Check every line of the material below for the string "Close", and return the ones that have it.
______
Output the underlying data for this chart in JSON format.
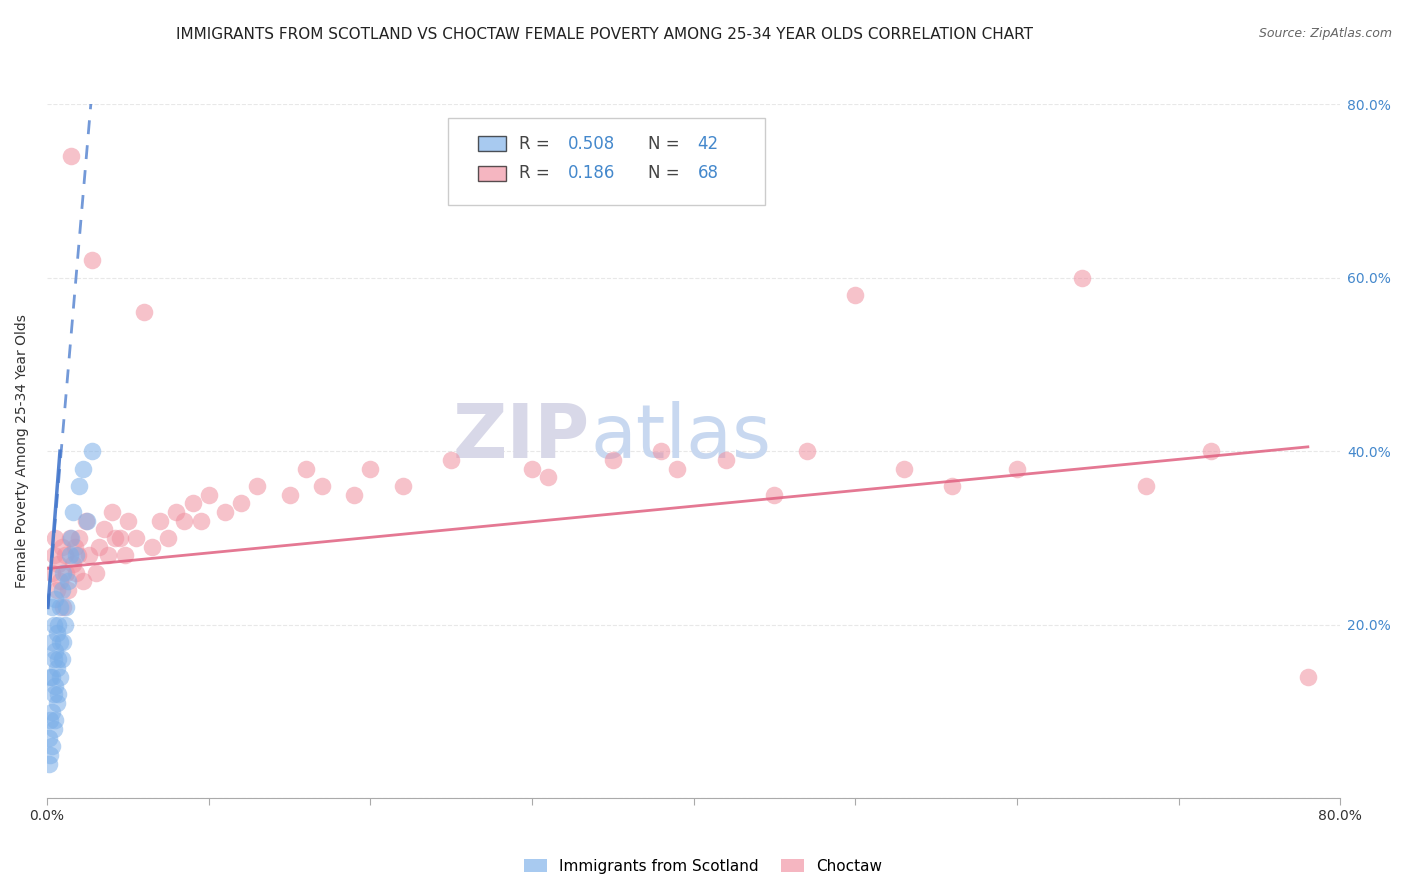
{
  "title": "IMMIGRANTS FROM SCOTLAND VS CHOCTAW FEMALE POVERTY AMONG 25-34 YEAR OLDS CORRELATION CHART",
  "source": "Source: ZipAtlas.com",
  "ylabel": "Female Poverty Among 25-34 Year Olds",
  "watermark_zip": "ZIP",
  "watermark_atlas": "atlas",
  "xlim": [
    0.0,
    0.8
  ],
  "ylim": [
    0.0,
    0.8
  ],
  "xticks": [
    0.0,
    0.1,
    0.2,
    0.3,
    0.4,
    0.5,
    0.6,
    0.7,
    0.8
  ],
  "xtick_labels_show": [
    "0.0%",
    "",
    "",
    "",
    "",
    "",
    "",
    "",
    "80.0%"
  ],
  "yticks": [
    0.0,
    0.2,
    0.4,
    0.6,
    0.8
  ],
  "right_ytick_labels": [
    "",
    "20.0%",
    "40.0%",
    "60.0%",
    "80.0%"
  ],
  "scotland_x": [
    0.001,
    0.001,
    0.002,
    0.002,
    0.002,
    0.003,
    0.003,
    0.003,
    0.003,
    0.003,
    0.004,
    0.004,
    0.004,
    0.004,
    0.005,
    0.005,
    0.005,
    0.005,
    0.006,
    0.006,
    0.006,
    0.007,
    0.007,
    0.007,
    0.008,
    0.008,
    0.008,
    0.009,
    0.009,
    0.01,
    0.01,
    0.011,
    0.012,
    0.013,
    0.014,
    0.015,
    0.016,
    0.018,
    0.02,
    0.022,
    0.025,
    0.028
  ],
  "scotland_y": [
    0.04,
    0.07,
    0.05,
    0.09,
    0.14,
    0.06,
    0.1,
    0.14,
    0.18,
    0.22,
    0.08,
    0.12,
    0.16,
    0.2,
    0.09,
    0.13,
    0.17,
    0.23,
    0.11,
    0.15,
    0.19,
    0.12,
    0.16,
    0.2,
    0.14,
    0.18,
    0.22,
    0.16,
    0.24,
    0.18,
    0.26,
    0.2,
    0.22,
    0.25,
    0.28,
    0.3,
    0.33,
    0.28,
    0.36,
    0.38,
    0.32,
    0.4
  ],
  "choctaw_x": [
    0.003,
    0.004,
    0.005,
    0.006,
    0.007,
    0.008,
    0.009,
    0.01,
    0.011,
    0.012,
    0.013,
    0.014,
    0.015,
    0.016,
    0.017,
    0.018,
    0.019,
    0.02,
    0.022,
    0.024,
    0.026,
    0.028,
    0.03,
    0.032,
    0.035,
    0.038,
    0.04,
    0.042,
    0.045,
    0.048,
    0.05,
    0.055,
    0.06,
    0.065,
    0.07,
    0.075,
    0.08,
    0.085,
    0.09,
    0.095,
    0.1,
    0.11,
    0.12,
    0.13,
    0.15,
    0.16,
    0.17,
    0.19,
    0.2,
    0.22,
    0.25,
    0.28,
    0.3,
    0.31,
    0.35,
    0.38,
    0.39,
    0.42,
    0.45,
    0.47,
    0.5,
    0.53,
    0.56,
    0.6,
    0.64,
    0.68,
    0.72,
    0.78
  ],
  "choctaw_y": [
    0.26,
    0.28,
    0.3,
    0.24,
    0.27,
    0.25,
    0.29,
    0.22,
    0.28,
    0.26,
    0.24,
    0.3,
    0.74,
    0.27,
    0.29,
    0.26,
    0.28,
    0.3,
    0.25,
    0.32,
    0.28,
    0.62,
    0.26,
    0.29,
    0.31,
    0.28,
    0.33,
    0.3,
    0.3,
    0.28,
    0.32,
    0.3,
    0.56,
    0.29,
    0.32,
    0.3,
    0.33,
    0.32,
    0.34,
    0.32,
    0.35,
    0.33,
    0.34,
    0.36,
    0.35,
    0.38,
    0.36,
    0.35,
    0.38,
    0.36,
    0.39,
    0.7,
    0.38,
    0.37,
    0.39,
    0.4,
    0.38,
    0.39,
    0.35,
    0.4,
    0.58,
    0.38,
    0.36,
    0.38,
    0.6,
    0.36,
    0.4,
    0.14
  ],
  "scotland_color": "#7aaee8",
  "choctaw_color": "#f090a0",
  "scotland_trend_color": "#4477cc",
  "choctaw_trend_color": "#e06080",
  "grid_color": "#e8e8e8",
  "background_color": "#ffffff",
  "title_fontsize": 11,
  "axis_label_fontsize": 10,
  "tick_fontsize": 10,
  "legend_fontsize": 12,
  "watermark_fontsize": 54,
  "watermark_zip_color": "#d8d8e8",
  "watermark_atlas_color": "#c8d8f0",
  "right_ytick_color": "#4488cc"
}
______
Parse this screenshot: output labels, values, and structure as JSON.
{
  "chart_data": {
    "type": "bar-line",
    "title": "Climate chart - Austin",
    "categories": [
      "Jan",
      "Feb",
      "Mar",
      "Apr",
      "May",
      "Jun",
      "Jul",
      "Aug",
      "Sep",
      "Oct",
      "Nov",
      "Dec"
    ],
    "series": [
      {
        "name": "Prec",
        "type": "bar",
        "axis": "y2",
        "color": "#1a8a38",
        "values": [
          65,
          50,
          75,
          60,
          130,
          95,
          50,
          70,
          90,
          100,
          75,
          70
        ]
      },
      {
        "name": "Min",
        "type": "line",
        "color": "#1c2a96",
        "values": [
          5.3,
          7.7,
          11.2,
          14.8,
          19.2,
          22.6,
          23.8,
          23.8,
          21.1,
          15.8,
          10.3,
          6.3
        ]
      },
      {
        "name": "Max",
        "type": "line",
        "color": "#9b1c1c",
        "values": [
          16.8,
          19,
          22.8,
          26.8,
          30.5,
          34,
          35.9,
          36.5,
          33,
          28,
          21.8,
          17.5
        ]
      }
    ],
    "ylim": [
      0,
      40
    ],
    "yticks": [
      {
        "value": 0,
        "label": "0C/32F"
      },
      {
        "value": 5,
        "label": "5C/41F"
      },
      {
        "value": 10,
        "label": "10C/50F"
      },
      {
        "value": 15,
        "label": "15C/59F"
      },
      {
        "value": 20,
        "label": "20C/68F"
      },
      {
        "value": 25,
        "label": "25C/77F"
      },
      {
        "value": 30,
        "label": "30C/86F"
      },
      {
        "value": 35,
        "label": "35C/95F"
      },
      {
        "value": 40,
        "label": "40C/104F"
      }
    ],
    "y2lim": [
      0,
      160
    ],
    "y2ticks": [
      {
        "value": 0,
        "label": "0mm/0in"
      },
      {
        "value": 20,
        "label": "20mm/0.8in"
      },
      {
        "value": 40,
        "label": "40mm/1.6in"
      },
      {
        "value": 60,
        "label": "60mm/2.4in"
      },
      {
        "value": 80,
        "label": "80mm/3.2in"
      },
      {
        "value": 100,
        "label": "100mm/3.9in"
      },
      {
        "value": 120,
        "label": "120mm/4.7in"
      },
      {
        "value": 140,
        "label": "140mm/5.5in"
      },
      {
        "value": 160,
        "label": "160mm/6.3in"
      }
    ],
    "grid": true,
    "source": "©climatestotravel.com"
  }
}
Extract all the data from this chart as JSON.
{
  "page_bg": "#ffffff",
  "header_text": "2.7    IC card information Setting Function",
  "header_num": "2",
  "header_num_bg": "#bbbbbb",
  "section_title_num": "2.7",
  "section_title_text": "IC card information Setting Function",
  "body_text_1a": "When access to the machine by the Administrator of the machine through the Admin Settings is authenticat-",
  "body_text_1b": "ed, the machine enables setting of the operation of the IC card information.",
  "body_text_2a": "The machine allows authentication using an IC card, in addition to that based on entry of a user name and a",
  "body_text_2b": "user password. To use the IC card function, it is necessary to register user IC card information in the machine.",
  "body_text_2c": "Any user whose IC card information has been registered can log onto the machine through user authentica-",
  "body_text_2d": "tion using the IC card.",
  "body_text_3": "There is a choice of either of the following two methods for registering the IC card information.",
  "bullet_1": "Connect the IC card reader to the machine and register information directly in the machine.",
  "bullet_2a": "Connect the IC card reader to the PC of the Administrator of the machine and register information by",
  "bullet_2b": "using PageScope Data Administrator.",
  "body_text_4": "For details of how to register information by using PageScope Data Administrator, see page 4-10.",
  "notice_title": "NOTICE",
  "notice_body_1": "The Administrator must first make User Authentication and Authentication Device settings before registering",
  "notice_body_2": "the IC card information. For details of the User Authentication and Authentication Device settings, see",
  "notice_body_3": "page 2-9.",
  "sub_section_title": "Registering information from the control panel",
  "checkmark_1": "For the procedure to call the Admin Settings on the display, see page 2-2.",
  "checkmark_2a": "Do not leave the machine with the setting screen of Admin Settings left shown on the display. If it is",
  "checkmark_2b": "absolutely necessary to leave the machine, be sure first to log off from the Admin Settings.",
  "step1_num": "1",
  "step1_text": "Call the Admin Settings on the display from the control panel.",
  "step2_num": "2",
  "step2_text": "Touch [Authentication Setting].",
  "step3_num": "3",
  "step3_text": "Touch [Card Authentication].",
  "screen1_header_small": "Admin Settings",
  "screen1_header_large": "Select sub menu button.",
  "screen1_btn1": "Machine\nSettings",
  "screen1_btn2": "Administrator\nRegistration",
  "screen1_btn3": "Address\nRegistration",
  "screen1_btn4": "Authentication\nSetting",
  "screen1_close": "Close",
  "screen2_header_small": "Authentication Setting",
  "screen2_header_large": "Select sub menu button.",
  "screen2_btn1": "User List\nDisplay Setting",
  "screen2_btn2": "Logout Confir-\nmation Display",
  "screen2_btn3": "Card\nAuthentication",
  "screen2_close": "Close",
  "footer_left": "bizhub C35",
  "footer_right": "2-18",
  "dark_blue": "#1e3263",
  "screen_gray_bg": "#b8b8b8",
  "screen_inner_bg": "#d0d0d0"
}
______
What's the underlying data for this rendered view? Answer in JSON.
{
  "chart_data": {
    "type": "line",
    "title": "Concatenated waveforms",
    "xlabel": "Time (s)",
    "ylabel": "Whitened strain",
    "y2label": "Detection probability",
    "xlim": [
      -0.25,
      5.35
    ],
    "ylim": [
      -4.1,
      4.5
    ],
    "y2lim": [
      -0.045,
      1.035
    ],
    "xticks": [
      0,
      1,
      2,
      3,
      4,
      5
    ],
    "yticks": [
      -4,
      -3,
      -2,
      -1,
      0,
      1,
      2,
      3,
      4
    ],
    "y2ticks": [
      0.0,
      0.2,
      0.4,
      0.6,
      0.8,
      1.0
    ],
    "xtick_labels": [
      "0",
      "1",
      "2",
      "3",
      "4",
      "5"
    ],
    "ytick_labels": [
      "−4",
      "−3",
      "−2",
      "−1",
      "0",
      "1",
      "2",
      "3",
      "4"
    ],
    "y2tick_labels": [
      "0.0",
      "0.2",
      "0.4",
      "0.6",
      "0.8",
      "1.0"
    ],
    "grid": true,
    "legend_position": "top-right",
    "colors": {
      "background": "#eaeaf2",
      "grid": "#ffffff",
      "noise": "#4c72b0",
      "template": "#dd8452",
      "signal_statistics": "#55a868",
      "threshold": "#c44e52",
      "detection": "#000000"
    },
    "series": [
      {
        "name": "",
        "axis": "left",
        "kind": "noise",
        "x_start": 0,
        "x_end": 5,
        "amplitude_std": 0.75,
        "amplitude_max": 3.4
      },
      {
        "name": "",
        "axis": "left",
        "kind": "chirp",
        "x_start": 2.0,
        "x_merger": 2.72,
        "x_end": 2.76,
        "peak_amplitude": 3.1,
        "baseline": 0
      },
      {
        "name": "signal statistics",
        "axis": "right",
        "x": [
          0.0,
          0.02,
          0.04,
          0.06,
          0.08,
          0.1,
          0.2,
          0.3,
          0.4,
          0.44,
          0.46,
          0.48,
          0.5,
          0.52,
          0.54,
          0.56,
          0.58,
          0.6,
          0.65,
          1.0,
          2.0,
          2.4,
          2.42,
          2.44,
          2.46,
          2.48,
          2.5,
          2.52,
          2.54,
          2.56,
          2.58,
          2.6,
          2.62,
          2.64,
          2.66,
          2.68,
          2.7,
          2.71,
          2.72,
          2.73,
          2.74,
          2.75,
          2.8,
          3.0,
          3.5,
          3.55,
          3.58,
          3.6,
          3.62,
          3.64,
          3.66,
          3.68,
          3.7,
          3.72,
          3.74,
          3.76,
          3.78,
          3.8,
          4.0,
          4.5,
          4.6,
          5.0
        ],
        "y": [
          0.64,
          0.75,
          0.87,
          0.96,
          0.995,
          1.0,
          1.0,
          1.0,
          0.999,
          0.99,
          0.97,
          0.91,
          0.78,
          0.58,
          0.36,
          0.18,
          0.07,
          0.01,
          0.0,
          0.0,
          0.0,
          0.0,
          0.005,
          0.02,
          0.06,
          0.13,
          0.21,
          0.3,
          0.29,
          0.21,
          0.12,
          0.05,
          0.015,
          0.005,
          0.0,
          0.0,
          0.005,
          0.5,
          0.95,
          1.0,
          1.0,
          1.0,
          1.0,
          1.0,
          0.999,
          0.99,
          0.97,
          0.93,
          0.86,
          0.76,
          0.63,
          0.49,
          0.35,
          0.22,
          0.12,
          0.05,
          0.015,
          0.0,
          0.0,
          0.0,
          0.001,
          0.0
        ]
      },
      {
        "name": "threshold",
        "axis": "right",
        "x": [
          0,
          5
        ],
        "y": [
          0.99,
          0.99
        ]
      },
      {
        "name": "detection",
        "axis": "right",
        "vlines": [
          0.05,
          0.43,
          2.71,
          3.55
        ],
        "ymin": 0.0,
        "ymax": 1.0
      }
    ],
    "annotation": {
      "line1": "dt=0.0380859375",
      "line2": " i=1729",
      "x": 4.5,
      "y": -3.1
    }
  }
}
______
## Result below
  "screen1_close": "Close",
  "screen2_close": "Close",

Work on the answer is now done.